**Direction**.
Copy the full set of lines exactly as given.

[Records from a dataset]
........

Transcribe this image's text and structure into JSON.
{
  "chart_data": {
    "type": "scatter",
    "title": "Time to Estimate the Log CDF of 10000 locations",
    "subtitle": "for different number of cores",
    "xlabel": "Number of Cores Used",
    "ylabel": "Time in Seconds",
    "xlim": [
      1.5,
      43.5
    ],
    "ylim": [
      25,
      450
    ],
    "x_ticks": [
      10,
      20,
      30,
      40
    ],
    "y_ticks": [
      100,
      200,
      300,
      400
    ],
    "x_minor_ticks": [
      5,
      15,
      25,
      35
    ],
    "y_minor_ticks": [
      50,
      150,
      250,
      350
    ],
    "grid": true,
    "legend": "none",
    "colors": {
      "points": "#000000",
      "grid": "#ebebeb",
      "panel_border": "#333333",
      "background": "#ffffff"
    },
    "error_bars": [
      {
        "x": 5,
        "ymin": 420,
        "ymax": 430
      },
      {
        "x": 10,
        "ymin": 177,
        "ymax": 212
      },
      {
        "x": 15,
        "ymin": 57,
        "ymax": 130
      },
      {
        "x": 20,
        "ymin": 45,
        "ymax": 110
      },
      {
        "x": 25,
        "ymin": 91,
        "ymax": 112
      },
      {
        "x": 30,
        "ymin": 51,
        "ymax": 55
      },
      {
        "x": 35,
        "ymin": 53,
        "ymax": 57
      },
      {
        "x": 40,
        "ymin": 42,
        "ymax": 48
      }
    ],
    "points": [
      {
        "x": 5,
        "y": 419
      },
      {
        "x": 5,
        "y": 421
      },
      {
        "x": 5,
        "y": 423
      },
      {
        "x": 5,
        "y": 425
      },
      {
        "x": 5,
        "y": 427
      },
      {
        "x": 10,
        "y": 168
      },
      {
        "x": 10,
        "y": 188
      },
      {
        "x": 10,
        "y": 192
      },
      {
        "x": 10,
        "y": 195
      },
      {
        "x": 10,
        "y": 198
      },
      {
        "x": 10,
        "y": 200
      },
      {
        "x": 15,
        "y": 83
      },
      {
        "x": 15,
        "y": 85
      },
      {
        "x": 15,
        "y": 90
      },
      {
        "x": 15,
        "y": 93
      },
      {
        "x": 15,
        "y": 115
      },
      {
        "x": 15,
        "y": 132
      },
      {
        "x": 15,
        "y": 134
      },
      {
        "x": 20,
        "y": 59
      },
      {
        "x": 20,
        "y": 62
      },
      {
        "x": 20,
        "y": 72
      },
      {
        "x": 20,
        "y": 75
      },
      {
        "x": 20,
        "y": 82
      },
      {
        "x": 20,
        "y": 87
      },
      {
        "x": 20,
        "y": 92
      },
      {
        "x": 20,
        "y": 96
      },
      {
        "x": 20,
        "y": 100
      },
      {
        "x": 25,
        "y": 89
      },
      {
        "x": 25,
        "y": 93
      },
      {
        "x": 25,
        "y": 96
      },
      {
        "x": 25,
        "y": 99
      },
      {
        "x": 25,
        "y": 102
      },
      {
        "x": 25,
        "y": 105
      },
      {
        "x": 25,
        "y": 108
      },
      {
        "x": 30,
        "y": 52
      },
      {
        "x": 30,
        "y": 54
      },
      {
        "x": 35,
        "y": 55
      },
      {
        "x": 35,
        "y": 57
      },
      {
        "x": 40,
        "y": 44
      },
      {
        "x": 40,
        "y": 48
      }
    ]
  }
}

........

**Expected answer**.
Transcribe this image's text and structure into JSON.
{
  "chart_data": {
    "type": "scatter",
    "title": "Time to Estimate the Log CDF of 10000 locations",
    "subtitle": "for different number of cores",
    "xlabel": "Number of Cores Used",
    "ylabel": "Time in Seconds",
    "xlim": [
      1.5,
      43.5
    ],
    "ylim": [
      25,
      450
    ],
    "x_ticks": [
      10,
      20,
      30,
      40
    ],
    "y_ticks": [
      100,
      200,
      300,
      400
    ],
    "x_minor_ticks": [
      5,
      15,
      25,
      35
    ],
    "y_minor_ticks": [
      50,
      150,
      250,
      350
    ],
    "grid": true,
    "legend": "none",
    "colors": {
      "points": "#000000",
      "grid": "#ebebeb",
      "panel_border": "#333333",
      "background": "#ffffff"
    },
    "error_bars": [
      {
        "x": 5,
        "ymin": 420,
        "ymax": 430
      },
      {
        "x": 10,
        "ymin": 177,
        "ymax": 212
      },
      {
        "x": 15,
        "ymin": 57,
        "ymax": 130
      },
      {
        "x": 20,
        "ymin": 45,
        "ymax": 110
      },
      {
        "x": 25,
        "ymin": 91,
        "ymax": 112
      },
      {
        "x": 30,
        "ymin": 51,
        "ymax": 55
      },
      {
        "x": 35,
        "ymin": 53,
        "ymax": 57
      },
      {
        "x": 40,
        "ymin": 42,
        "ymax": 48
      }
    ],
    "points": [
      {
        "x": 5,
        "y": 419
      },
      {
        "x": 5,
        "y": 421
      },
      {
        "x": 5,
        "y": 423
      },
      {
        "x": 5,
        "y": 425
      },
      {
        "x": 5,
        "y": 427
      },
      {
        "x": 10,
        "y": 168
      },
      {
        "x": 10,
        "y": 188
      },
      {
        "x": 10,
        "y": 192
      },
      {
        "x": 10,
        "y": 195
      },
      {
        "x": 10,
        "y": 198
      },
      {
        "x": 10,
        "y": 200
      },
      {
        "x": 15,
        "y": 83
      },
      {
        "x": 15,
        "y": 85
      },
      {
        "x": 15,
        "y": 90
      },
      {
        "x": 15,
        "y": 93
      },
      {
        "x": 15,
        "y": 115
      },
      {
        "x": 15,
        "y": 132
      },
      {
        "x": 15,
        "y": 134
      },
      {
        "x": 20,
        "y": 59
      },
      {
        "x": 20,
        "y": 62
      },
      {
        "x": 20,
        "y": 72
      },
      {
        "x": 20,
        "y": 75
      },
      {
        "x": 20,
        "y": 82
      },
      {
        "x": 20,
        "y": 87
      },
      {
        "x": 20,
        "y": 92
      },
      {
        "x": 20,
        "y": 96
      },
      {
        "x": 20,
        "y": 100
      },
      {
        "x": 25,
        "y": 89
      },
      {
        "x": 25,
        "y": 93
      },
      {
        "x": 25,
        "y": 96
      },
      {
        "x": 25,
        "y": 99
      },
      {
        "x": 25,
        "y": 102
      },
      {
        "x": 25,
        "y": 105
      },
      {
        "x": 25,
        "y": 108
      },
      {
        "x": 30,
        "y": 52
      },
      {
        "x": 30,
        "y": 54
      },
      {
        "x": 35,
        "y": 55
      },
      {
        "x": 35,
        "y": 57
      },
      {
        "x": 40,
        "y": 44
      },
      {
        "x": 40,
        "y": 48
      }
    ]
  }
}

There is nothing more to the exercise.